-- Start of Data section --

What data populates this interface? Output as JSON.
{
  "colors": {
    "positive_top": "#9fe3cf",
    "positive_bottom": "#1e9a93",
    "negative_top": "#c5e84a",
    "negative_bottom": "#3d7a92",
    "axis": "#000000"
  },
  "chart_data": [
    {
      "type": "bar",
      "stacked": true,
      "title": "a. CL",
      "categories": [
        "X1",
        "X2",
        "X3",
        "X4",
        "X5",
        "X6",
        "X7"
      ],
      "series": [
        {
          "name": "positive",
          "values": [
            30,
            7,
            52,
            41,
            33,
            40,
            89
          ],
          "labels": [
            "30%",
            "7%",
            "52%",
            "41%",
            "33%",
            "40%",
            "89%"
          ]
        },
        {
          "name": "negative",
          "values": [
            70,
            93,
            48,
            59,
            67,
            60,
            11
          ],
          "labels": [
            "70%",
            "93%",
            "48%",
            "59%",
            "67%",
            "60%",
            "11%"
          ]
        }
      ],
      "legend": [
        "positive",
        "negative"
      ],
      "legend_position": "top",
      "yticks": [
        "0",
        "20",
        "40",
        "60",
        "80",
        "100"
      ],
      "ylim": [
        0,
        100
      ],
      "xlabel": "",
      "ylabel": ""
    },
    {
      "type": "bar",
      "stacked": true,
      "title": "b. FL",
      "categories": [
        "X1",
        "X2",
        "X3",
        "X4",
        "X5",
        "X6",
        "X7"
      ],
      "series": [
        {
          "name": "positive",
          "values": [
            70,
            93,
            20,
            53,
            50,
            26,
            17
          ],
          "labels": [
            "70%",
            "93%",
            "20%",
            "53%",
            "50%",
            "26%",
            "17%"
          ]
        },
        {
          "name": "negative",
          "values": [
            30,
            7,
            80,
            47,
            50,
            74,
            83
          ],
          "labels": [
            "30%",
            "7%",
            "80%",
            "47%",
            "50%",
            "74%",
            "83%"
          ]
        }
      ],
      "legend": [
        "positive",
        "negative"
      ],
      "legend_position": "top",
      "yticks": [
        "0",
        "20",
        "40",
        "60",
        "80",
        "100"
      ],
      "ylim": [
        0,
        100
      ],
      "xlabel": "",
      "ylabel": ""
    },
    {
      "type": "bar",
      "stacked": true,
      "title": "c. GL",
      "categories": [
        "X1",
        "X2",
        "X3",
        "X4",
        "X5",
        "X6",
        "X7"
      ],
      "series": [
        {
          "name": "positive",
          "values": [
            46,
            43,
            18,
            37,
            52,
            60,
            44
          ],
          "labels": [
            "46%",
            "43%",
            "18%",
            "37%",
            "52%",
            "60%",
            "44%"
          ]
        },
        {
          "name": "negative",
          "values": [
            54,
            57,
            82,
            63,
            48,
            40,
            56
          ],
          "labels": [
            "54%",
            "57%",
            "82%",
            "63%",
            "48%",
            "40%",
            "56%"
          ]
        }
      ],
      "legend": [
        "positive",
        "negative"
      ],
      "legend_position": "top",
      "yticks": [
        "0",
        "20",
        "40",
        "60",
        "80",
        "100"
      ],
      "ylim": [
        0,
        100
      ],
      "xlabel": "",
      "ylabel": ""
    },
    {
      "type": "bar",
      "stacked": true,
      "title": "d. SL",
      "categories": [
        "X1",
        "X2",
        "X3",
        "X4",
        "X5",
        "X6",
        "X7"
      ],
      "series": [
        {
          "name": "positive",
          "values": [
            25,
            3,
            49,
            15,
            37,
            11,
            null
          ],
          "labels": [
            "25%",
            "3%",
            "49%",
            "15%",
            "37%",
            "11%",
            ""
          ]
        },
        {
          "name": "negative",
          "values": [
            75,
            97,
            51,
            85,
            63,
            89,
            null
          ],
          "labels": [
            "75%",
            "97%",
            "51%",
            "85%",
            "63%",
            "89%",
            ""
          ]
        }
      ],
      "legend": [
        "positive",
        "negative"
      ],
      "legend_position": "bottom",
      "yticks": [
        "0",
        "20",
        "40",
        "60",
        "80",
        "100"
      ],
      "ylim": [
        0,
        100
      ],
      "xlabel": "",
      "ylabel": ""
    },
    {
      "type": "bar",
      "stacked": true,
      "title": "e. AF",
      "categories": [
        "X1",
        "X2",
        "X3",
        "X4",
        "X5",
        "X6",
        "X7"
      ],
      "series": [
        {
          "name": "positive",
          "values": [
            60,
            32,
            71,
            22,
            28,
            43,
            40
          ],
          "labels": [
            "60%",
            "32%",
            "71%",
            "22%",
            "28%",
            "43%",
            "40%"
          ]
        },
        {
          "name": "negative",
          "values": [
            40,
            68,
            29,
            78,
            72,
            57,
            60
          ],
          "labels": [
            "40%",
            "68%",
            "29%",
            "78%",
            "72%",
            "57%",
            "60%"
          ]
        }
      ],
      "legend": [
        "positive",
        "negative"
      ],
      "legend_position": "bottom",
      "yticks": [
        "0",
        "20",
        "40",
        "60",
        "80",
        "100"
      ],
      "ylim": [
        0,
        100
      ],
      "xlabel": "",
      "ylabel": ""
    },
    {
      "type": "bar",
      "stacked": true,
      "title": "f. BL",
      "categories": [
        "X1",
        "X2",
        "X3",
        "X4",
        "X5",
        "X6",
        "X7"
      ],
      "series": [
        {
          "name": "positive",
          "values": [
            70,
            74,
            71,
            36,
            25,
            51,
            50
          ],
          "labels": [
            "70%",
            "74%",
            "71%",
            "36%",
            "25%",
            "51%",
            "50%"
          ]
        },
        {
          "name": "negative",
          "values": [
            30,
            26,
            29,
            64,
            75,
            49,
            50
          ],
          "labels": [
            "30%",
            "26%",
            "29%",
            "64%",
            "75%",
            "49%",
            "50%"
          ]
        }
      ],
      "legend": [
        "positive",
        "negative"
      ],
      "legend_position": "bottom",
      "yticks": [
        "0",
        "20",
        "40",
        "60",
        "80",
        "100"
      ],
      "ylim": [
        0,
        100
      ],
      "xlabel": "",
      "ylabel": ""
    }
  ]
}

-- End of Data section --

## Task instructions
Return all the data exactly as given.

## Complete output
What data populates this interface? Output as JSON.
{
  "colors": {
    "positive_top": "#9fe3cf",
    "positive_bottom": "#1e9a93",
    "negative_top": "#c5e84a",
    "negative_bottom": "#3d7a92",
    "axis": "#000000"
  },
  "chart_data": [
    {
      "type": "bar",
      "stacked": true,
      "title": "a. CL",
      "categories": [
        "X1",
        "X2",
        "X3",
        "X4",
        "X5",
        "X6",
        "X7"
      ],
      "series": [
        {
          "name": "positive",
          "values": [
            30,
            7,
            52,
            41,
            33,
            40,
            89
          ],
          "labels": [
            "30%",
            "7%",
            "52%",
            "41%",
            "33%",
            "40%",
            "89%"
          ]
        },
        {
          "name": "negative",
          "values": [
            70,
            93,
            48,
            59,
            67,
            60,
            11
          ],
          "labels": [
            "70%",
            "93%",
            "48%",
            "59%",
            "67%",
            "60%",
            "11%"
          ]
        }
      ],
      "legend": [
        "positive",
        "negative"
      ],
      "legend_position": "top",
      "yticks": [
        "0",
        "20",
        "40",
        "60",
        "80",
        "100"
      ],
      "ylim": [
        0,
        100
      ],
      "xlabel": "",
      "ylabel": ""
    },
    {
      "type": "bar",
      "stacked": true,
      "title": "b. FL",
      "categories": [
        "X1",
        "X2",
        "X3",
        "X4",
        "X5",
        "X6",
        "X7"
      ],
      "series": [
        {
          "name": "positive",
          "values": [
            70,
            93,
            20,
            53,
            50,
            26,
            17
          ],
          "labels": [
            "70%",
            "93%",
            "20%",
            "53%",
            "50%",
            "26%",
            "17%"
          ]
        },
        {
          "name": "negative",
          "values": [
            30,
            7,
            80,
            47,
            50,
            74,
            83
          ],
          "labels": [
            "30%",
            "7%",
            "80%",
            "47%",
            "50%",
            "74%",
            "83%"
          ]
        }
      ],
      "legend": [
        "positive",
        "negative"
      ],
      "legend_position": "top",
      "yticks": [
        "0",
        "20",
        "40",
        "60",
        "80",
        "100"
      ],
      "ylim": [
        0,
        100
      ],
      "xlabel": "",
      "ylabel": ""
    },
    {
      "type": "bar",
      "stacked": true,
      "title": "c. GL",
      "categories": [
        "X1",
        "X2",
        "X3",
        "X4",
        "X5",
        "X6",
        "X7"
      ],
      "series": [
        {
          "name": "positive",
          "values": [
            46,
            43,
            18,
            37,
            52,
            60,
            44
          ],
          "labels": [
            "46%",
            "43%",
            "18%",
            "37%",
            "52%",
            "60%",
            "44%"
          ]
        },
        {
          "name": "negative",
          "values": [
            54,
            57,
            82,
            63,
            48,
            40,
            56
          ],
          "labels": [
            "54%",
            "57%",
            "82%",
            "63%",
            "48%",
            "40%",
            "56%"
          ]
        }
      ],
      "legend": [
        "positive",
        "negative"
      ],
      "legend_position": "top",
      "yticks": [
        "0",
        "20",
        "40",
        "60",
        "80",
        "100"
      ],
      "ylim": [
        0,
        100
      ],
      "xlabel": "",
      "ylabel": ""
    },
    {
      "type": "bar",
      "stacked": true,
      "title": "d. SL",
      "categories": [
        "X1",
        "X2",
        "X3",
        "X4",
        "X5",
        "X6",
        "X7"
      ],
      "series": [
        {
          "name": "positive",
          "values": [
            25,
            3,
            49,
            15,
            37,
            11,
            null
          ],
          "labels": [
            "25%",
            "3%",
            "49%",
            "15%",
            "37%",
            "11%",
            ""
          ]
        },
        {
          "name": "negative",
          "values": [
            75,
            97,
            51,
            85,
            63,
            89,
            null
          ],
          "labels": [
            "75%",
            "97%",
            "51%",
            "85%",
            "63%",
            "89%",
            ""
          ]
        }
      ],
      "legend": [
        "positive",
        "negative"
      ],
      "legend_position": "bottom",
      "yticks": [
        "0",
        "20",
        "40",
        "60",
        "80",
        "100"
      ],
      "ylim": [
        0,
        100
      ],
      "xlabel": "",
      "ylabel": ""
    },
    {
      "type": "bar",
      "stacked": true,
      "title": "e. AF",
      "categories": [
        "X1",
        "X2",
        "X3",
        "X4",
        "X5",
        "X6",
        "X7"
      ],
      "series": [
        {
          "name": "positive",
          "values": [
            60,
            32,
            71,
            22,
            28,
            43,
            40
          ],
          "labels": [
            "60%",
            "32%",
            "71%",
            "22%",
            "28%",
            "43%",
            "40%"
          ]
        },
        {
          "name": "negative",
          "values": [
            40,
            68,
            29,
            78,
            72,
            57,
            60
          ],
          "labels": [
            "40%",
            "68%",
            "29%",
            "78%",
            "72%",
            "57%",
            "60%"
          ]
        }
      ],
      "legend": [
        "positive",
        "negative"
      ],
      "legend_position": "bottom",
      "yticks": [
        "0",
        "20",
        "40",
        "60",
        "80",
        "100"
      ],
      "ylim": [
        0,
        100
      ],
      "xlabel": "",
      "ylabel": ""
    },
    {
      "type": "bar",
      "stacked": true,
      "title": "f. BL",
      "categories": [
        "X1",
        "X2",
        "X3",
        "X4",
        "X5",
        "X6",
        "X7"
      ],
      "series": [
        {
          "name": "positive",
          "values": [
            70,
            74,
            71,
            36,
            25,
            51,
            50
          ],
          "labels": [
            "70%",
            "74%",
            "71%",
            "36%",
            "25%",
            "51%",
            "50%"
          ]
        },
        {
          "name": "negative",
          "values": [
            30,
            26,
            29,
            64,
            75,
            49,
            50
          ],
          "labels": [
            "30%",
            "26%",
            "29%",
            "64%",
            "75%",
            "49%",
            "50%"
          ]
        }
      ],
      "legend": [
        "positive",
        "negative"
      ],
      "legend_position": "bottom",
      "yticks": [
        "0",
        "20",
        "40",
        "60",
        "80",
        "100"
      ],
      "ylim": [
        0,
        100
      ],
      "xlabel": "",
      "ylabel": ""
    }
  ]
}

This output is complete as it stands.